GOAL
Restate, word for word, all of the material shown below.

* Start INPUT FOR THIS TASK *

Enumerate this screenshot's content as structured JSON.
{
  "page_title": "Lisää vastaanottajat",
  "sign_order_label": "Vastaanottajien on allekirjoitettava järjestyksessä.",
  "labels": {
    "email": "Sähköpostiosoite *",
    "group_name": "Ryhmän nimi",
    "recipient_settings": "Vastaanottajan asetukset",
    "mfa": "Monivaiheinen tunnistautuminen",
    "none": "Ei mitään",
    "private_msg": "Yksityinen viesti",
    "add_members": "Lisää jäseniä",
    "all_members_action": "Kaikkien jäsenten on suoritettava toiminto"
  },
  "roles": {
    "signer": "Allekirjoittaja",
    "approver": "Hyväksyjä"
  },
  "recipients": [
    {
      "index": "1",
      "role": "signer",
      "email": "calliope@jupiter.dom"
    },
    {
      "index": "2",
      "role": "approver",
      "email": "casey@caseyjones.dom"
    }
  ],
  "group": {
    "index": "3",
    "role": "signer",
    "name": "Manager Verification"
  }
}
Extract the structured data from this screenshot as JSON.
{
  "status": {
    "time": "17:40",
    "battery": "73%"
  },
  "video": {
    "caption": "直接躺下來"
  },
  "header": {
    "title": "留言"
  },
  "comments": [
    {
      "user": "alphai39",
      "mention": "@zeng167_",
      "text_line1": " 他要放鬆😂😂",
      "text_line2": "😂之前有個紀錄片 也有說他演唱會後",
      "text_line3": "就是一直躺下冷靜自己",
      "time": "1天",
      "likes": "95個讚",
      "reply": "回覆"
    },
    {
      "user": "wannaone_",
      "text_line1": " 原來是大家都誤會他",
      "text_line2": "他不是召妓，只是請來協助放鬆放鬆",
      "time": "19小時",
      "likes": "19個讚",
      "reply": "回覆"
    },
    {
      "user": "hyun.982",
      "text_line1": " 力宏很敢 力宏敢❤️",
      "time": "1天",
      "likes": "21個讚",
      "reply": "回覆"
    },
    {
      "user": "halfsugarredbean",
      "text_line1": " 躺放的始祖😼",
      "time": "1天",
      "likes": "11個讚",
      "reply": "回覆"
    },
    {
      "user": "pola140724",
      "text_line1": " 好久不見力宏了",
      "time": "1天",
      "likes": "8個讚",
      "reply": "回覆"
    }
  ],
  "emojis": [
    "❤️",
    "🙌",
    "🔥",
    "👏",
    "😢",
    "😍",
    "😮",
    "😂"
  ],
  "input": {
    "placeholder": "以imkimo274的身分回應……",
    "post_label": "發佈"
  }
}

* End INPUT FOR THIS TASK *

REPLY TO THE EXERCISE
Enumerate this screenshot's content as structured JSON.
{
  "page_title": "Lisää vastaanottajat",
  "sign_order_label": "Vastaanottajien on allekirjoitettava järjestyksessä.",
  "labels": {
    "email": "Sähköpostiosoite *",
    "group_name": "Ryhmän nimi",
    "recipient_settings": "Vastaanottajan asetukset",
    "mfa": "Monivaiheinen tunnistautuminen",
    "none": "Ei mitään",
    "private_msg": "Yksityinen viesti",
    "add_members": "Lisää jäseniä",
    "all_members_action": "Kaikkien jäsenten on suoritettava toiminto"
  },
  "roles": {
    "signer": "Allekirjoittaja",
    "approver": "Hyväksyjä"
  },
  "recipients": [
    {
      "index": "1",
      "role": "signer",
      "email": "calliope@jupiter.dom"
    },
    {
      "index": "2",
      "role": "approver",
      "email": "casey@caseyjones.dom"
    }
  ],
  "group": {
    "index": "3",
    "role": "signer",
    "name": "Manager Verification"
  }
}
Extract the structured data from this screenshot as JSON.
{
  "status": {
    "time": "17:40",
    "battery": "73%"
  },
  "video": {
    "caption": "直接躺下來"
  },
  "header": {
    "title": "留言"
  },
  "comments": [
    {
      "user": "alphai39",
      "mention": "@zeng167_",
      "text_line1": " 他要放鬆😂😂",
      "text_line2": "😂之前有個紀錄片 也有說他演唱會後",
      "text_line3": "就是一直躺下冷靜自己",
      "time": "1天",
      "likes": "95個讚",
      "reply": "回覆"
    },
    {
      "user": "wannaone_",
      "text_line1": " 原來是大家都誤會他",
      "text_line2": "他不是召妓，只是請來協助放鬆放鬆",
      "time": "19小時",
      "likes": "19個讚",
      "reply": "回覆"
    },
    {
      "user": "hyun.982",
      "text_line1": " 力宏很敢 力宏敢❤️",
      "time": "1天",
      "likes": "21個讚",
      "reply": "回覆"
    },
    {
      "user": "halfsugarredbean",
      "text_line1": " 躺放的始祖😼",
      "time": "1天",
      "likes": "11個讚",
      "reply": "回覆"
    },
    {
      "user": "pola140724",
      "text_line1": " 好久不見力宏了",
      "time": "1天",
      "likes": "8個讚",
      "reply": "回覆"
    }
  ],
  "emojis": [
    "❤️",
    "🙌",
    "🔥",
    "👏",
    "😢",
    "😍",
    "😮",
    "😂"
  ],
  "input": {
    "placeholder": "以imkimo274的身分回應……",
    "post_label": "發佈"
  }
}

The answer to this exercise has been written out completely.